RECORDS SUPPLIED
* * * * * * * * *
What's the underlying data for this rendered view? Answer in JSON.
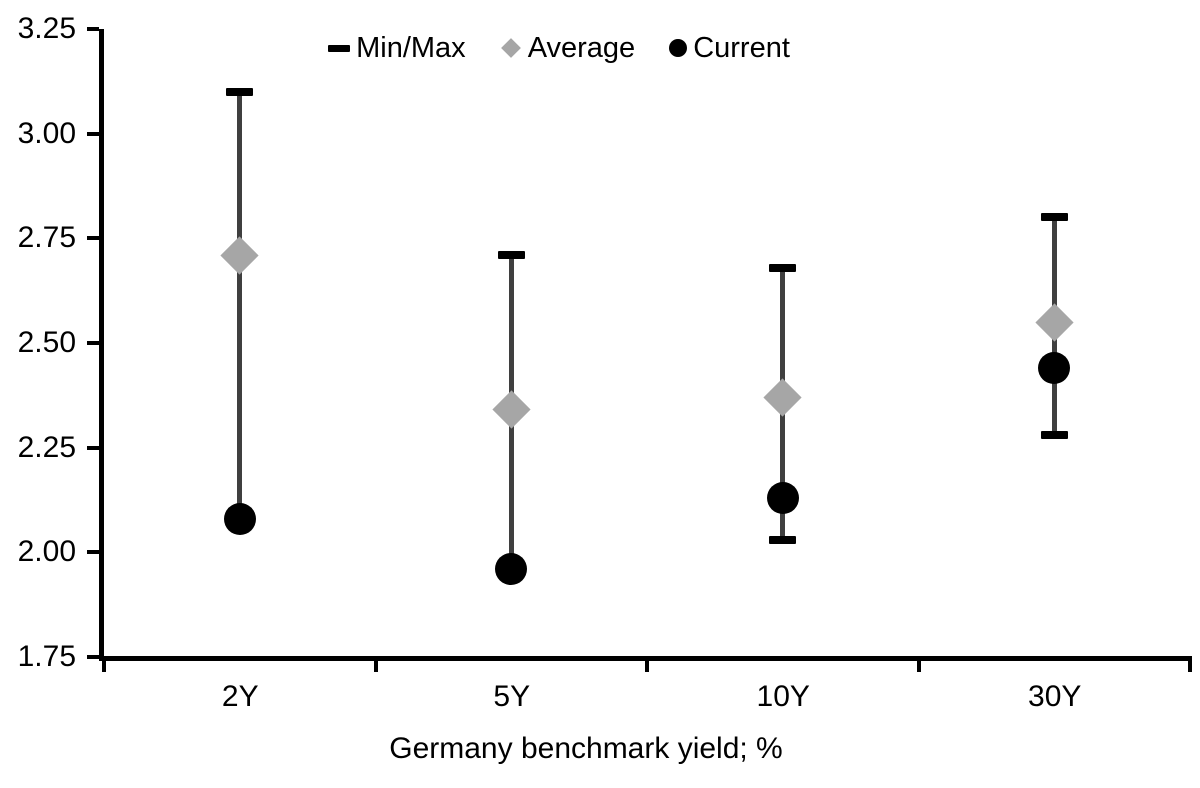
{
  "chart_data": {
    "type": "scatter",
    "subtype": "min-max-range-with-markers",
    "title": "",
    "xlabel": "Germany benchmark yield; %",
    "ylabel": "",
    "ylim": [
      1.75,
      3.25
    ],
    "y_tick_labels": [
      "3.25",
      "3.00",
      "2.75",
      "2.50",
      "2.25",
      "2.00",
      "1.75"
    ],
    "y_tick_values": [
      3.25,
      3.0,
      2.75,
      2.5,
      2.25,
      2.0,
      1.75
    ],
    "categories": [
      "2Y",
      "5Y",
      "10Y",
      "30Y"
    ],
    "legend_position": "top",
    "grid": false,
    "legend": [
      {
        "label": "Min/Max",
        "marker": "dash",
        "color": "#000000"
      },
      {
        "label": "Average",
        "marker": "diamond",
        "color": "#a6a6a6"
      },
      {
        "label": "Current",
        "marker": "circle",
        "color": "#000000"
      }
    ],
    "series": [
      {
        "name": "Max",
        "values": [
          3.1,
          2.71,
          2.68,
          2.8
        ]
      },
      {
        "name": "Min",
        "values": [
          2.08,
          1.96,
          2.03,
          2.28
        ]
      },
      {
        "name": "Average",
        "values": [
          2.71,
          2.34,
          2.37,
          2.55
        ]
      },
      {
        "name": "Current",
        "values": [
          2.08,
          1.96,
          2.13,
          2.44
        ]
      }
    ],
    "colors": {
      "range_line": "#3f3f3f",
      "minmax_cap": "#000000",
      "average_marker": "#a6a6a6",
      "current_marker": "#000000",
      "axis": "#000000",
      "text": "#000000"
    }
  }
}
* * * * * * * * *
WRITTEN EXERCISE
Reproduce the full listing above verbatim, with no pictures included.

EXERCISE OUTPUT
What's the underlying data for this rendered view? Answer in JSON.
{
  "chart_data": {
    "type": "scatter",
    "subtype": "min-max-range-with-markers",
    "title": "",
    "xlabel": "Germany benchmark yield; %",
    "ylabel": "",
    "ylim": [
      1.75,
      3.25
    ],
    "y_tick_labels": [
      "3.25",
      "3.00",
      "2.75",
      "2.50",
      "2.25",
      "2.00",
      "1.75"
    ],
    "y_tick_values": [
      3.25,
      3.0,
      2.75,
      2.5,
      2.25,
      2.0,
      1.75
    ],
    "categories": [
      "2Y",
      "5Y",
      "10Y",
      "30Y"
    ],
    "legend_position": "top",
    "grid": false,
    "legend": [
      {
        "label": "Min/Max",
        "marker": "dash",
        "color": "#000000"
      },
      {
        "label": "Average",
        "marker": "diamond",
        "color": "#a6a6a6"
      },
      {
        "label": "Current",
        "marker": "circle",
        "color": "#000000"
      }
    ],
    "series": [
      {
        "name": "Max",
        "values": [
          3.1,
          2.71,
          2.68,
          2.8
        ]
      },
      {
        "name": "Min",
        "values": [
          2.08,
          1.96,
          2.03,
          2.28
        ]
      },
      {
        "name": "Average",
        "values": [
          2.71,
          2.34,
          2.37,
          2.55
        ]
      },
      {
        "name": "Current",
        "values": [
          2.08,
          1.96,
          2.13,
          2.44
        ]
      }
    ],
    "colors": {
      "range_line": "#3f3f3f",
      "minmax_cap": "#000000",
      "average_marker": "#a6a6a6",
      "current_marker": "#000000",
      "axis": "#000000",
      "text": "#000000"
    }
  }
}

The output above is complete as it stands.